Task details: Please recast every line of the records below as a Markdown table with a "No." column for the row number and a "Line" column for the line, skipping blank lines. Leave the pictures out of the answer.

=====

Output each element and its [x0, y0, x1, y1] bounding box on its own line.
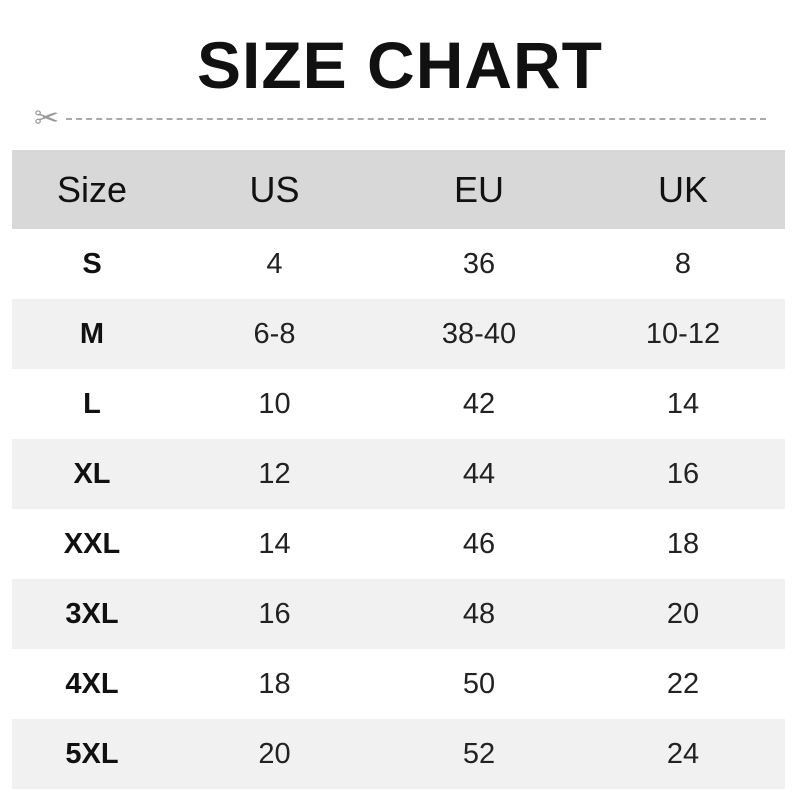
cell-eu: 48 [377, 579, 581, 649]
size-label: M [12, 299, 172, 369]
cell-us: 20 [172, 719, 377, 789]
table-row: S 4 36 8 [12, 229, 785, 299]
cell-uk: 18 [666, 527, 700, 560]
cell-eu: 42 [462, 387, 496, 420]
cell-uk: 10-12 [581, 299, 785, 369]
size-label: 5XL [12, 719, 172, 789]
column-header-us: US [172, 150, 377, 229]
table-row: 3XL 16 48 20 [12, 579, 785, 649]
column-header-size: Size [12, 150, 172, 229]
cell-uk: 20 [581, 579, 785, 649]
column-header-uk: UK [581, 150, 785, 229]
cell-uk: 8 [674, 247, 692, 280]
cell-us: 10 [258, 387, 291, 420]
cell-us: 14 [258, 527, 291, 560]
table-row: XL 12 44 16 [12, 439, 785, 509]
size-label: 3XL [12, 579, 172, 649]
header-row: Size US EU UK [12, 150, 785, 229]
column-header-eu: EU [377, 150, 581, 229]
table-row: L 10 42 14 [12, 369, 785, 439]
cell-uk: 14 [666, 387, 700, 420]
cell-us: 18 [258, 667, 291, 700]
scissors-icon: ✂ [34, 102, 60, 135]
cell-us: 4 [266, 247, 283, 280]
size-label: 4XL [65, 667, 119, 700]
size-label: S [82, 247, 102, 280]
cell-us: 16 [172, 579, 377, 649]
size-label: XXL [63, 527, 121, 560]
cell-eu: 36 [462, 247, 496, 280]
table-row: 5XL 20 52 24 [12, 719, 785, 789]
table-row: 4XL 18 50 22 [12, 649, 785, 719]
cell-eu: 46 [462, 527, 496, 560]
cell-us: 6-8 [172, 299, 377, 369]
table-row: M 6-8 38-40 10-12 [12, 299, 785, 369]
cell-uk: 24 [581, 719, 785, 789]
cell-eu: 50 [462, 667, 496, 700]
cell-eu: 44 [377, 439, 581, 509]
page-title: SIZE CHART [197, 28, 603, 102]
cell-eu: 38-40 [377, 299, 581, 369]
size-label: L [83, 387, 101, 420]
table-row: XXL 14 46 18 [12, 509, 785, 579]
cell-uk: 22 [666, 667, 700, 700]
cell-us: 12 [172, 439, 377, 509]
size-table: Size US EU UK S 4 36 8 M 6-8 38-40 10-12 L 10 42 14 XL 1… [12, 150, 785, 789]
size-label: XL [12, 439, 172, 509]
cell-eu: 52 [377, 719, 581, 789]
cut-line: ✂ [34, 104, 774, 134]
dashed-divider [66, 118, 766, 120]
cell-uk: 16 [581, 439, 785, 509]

=====

Response below:
| No. | Line |
|---|---|
| 1 | Output each element and its [x0, y0, x1, y1] bounding box on its own line. |
| 2 | cell-eu: 48 [377, 579, 581, 649] |
| 3 | size-label: M [12, 299, 172, 369] |
| 4 | cell-us: 20 [172, 719, 377, 789] |
| 5 | table-row: S 4 36 8 [12, 229, 785, 299] |
| 6 | cell-uk: 18 [666, 527, 700, 560] |
| 7 | cell-eu: 42 [462, 387, 496, 420] |
| 8 | cell-uk: 10-12 [581, 299, 785, 369] |
| 9 | size-label: 5XL [12, 719, 172, 789] |
| 10 | column-header-us: US [172, 150, 377, 229] |
| 11 | table-row: 3XL 16 48 20 [12, 579, 785, 649] |
| 12 | column-header-size: Size [12, 150, 172, 229] |
| 13 | cell-uk: 20 [581, 579, 785, 649] |
| 14 | column-header-uk: UK [581, 150, 785, 229] |
| 15 | cell-uk: 8 [674, 247, 692, 280] |
| 16 | cell-us: 10 [258, 387, 291, 420] |
| 17 | cell-us: 14 [258, 527, 291, 560] |
| 18 | table-row: XL 12 44 16 [12, 439, 785, 509] |
| 19 | size-label: 3XL [12, 579, 172, 649] |
| 20 | header-row: Size US EU UK [12, 150, 785, 229] |
| 21 | column-header-eu: EU [377, 150, 581, 229] |
| 22 | table-row: L 10 42 14 [12, 369, 785, 439] |
| 23 | cell-uk: 14 [666, 387, 700, 420] |
| 24 | cell-us: 18 [258, 667, 291, 700] |
| 25 | scissors-icon: ✂ [34, 102, 60, 135] |
| 26 | cell-us: 4 [266, 247, 283, 280] |
| 27 | size-label: 4XL [65, 667, 119, 700] |
| 28 | size-label: S [82, 247, 102, 280] |
| 29 | cell-us: 16 [172, 579, 377, 649] |
| 30 | size-label: XXL [63, 527, 121, 560] |
| 31 | cell-eu: 36 [462, 247, 496, 280] |
| 32 | table-row: 5XL 20 52 24 [12, 719, 785, 789] |
| 33 | table-row: 4XL 18 50 22 [12, 649, 785, 719] |
| 34 | cell-eu: 46 [462, 527, 496, 560] |
| 35 | cell-us: 6-8 [172, 299, 377, 369] |
| 36 | table-row: M 6-8 38-40 10-12 [12, 299, 785, 369] |
| 37 | cell-uk: 24 [581, 719, 785, 789] |
| 38 | cell-eu: 50 [462, 667, 496, 700] |
| 39 | cell-eu: 44 [377, 439, 581, 509] |
| 40 | page-title: SIZE CHART [197, 28, 603, 102] |
| 41 | cell-eu: 38-40 [377, 299, 581, 369] |
| 42 | size-label: L [83, 387, 101, 420] |
| 43 | table-row: XXL 14 46 18 [12, 509, 785, 579] |
| 44 | cell-uk: 22 [666, 667, 700, 700] |
| 45 | cell-us: 12 [172, 439, 377, 509] |
| 46 | size-table: Size US EU UK S 4 36 8 M 6-8 38-40 10-12 L 10 42 14 XL 1… [12, 150, 785, 789] |
| 47 | size-label: XL [12, 439, 172, 509] |
| 48 | cell-eu: 52 [377, 719, 581, 789] |
| 49 | cut-line: ✂ [34, 104, 774, 134] |
| 50 | dashed-divider [66, 118, 766, 120] |
| 51 | cell-uk: 16 [581, 439, 785, 509] |